> [Exercise]: Output the data word for word, dropping every image.

> [Rows]:
--*--
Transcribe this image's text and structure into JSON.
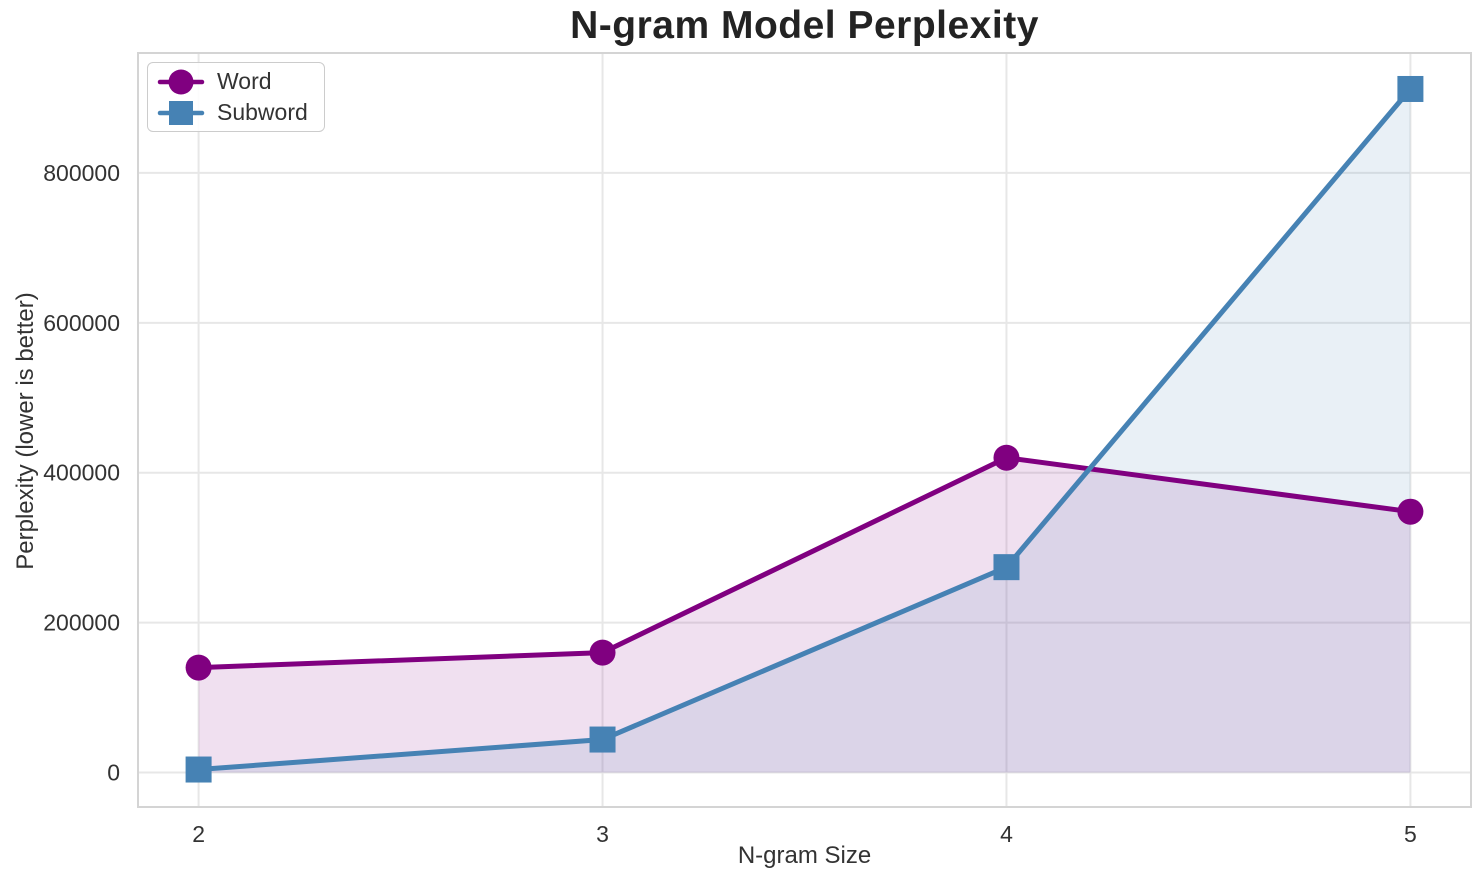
{
  "chart_data": {
    "type": "line",
    "title": "N-gram Model Perplexity",
    "xlabel": "N-gram Size",
    "ylabel": "Perplexity (lower is better)",
    "x": [
      2,
      3,
      4,
      5
    ],
    "series": [
      {
        "name": "Word",
        "color": "#800080",
        "marker": "circle",
        "values": [
          140000,
          160000,
          420000,
          348000
        ]
      },
      {
        "name": "Subword",
        "color": "#4682B4",
        "marker": "square",
        "values": [
          4000,
          44000,
          274000,
          912000
        ]
      }
    ],
    "xticks": [
      2,
      3,
      4,
      5
    ],
    "yticks": [
      0,
      200000,
      400000,
      600000,
      800000
    ],
    "ytick_labels": [
      "0",
      "200000",
      "400000",
      "600000",
      "800000"
    ],
    "xtick_labels": [
      "2",
      "3",
      "4",
      "5"
    ],
    "xlim": [
      1.85,
      5.15
    ],
    "ylim": [
      -46000,
      960000
    ],
    "fill_baseline": 0,
    "fill_opacity": 0.12,
    "grid": true,
    "grid_color": "#e7e7e7",
    "spine_color": "#d4d4d4",
    "text_color": "#333333",
    "title_color": "#232323",
    "legend_position": "upper left"
  }
}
--*--
> [Task answer]:
Transcribe this image's text and structure into JSON.
{
  "chart_data": {
    "type": "line",
    "title": "N-gram Model Perplexity",
    "xlabel": "N-gram Size",
    "ylabel": "Perplexity (lower is better)",
    "x": [
      2,
      3,
      4,
      5
    ],
    "series": [
      {
        "name": "Word",
        "color": "#800080",
        "marker": "circle",
        "values": [
          140000,
          160000,
          420000,
          348000
        ]
      },
      {
        "name": "Subword",
        "color": "#4682B4",
        "marker": "square",
        "values": [
          4000,
          44000,
          274000,
          912000
        ]
      }
    ],
    "xticks": [
      2,
      3,
      4,
      5
    ],
    "yticks": [
      0,
      200000,
      400000,
      600000,
      800000
    ],
    "ytick_labels": [
      "0",
      "200000",
      "400000",
      "600000",
      "800000"
    ],
    "xtick_labels": [
      "2",
      "3",
      "4",
      "5"
    ],
    "xlim": [
      1.85,
      5.15
    ],
    "ylim": [
      -46000,
      960000
    ],
    "fill_baseline": 0,
    "fill_opacity": 0.12,
    "grid": true,
    "grid_color": "#e7e7e7",
    "spine_color": "#d4d4d4",
    "text_color": "#333333",
    "title_color": "#232323",
    "legend_position": "upper left"
  }
}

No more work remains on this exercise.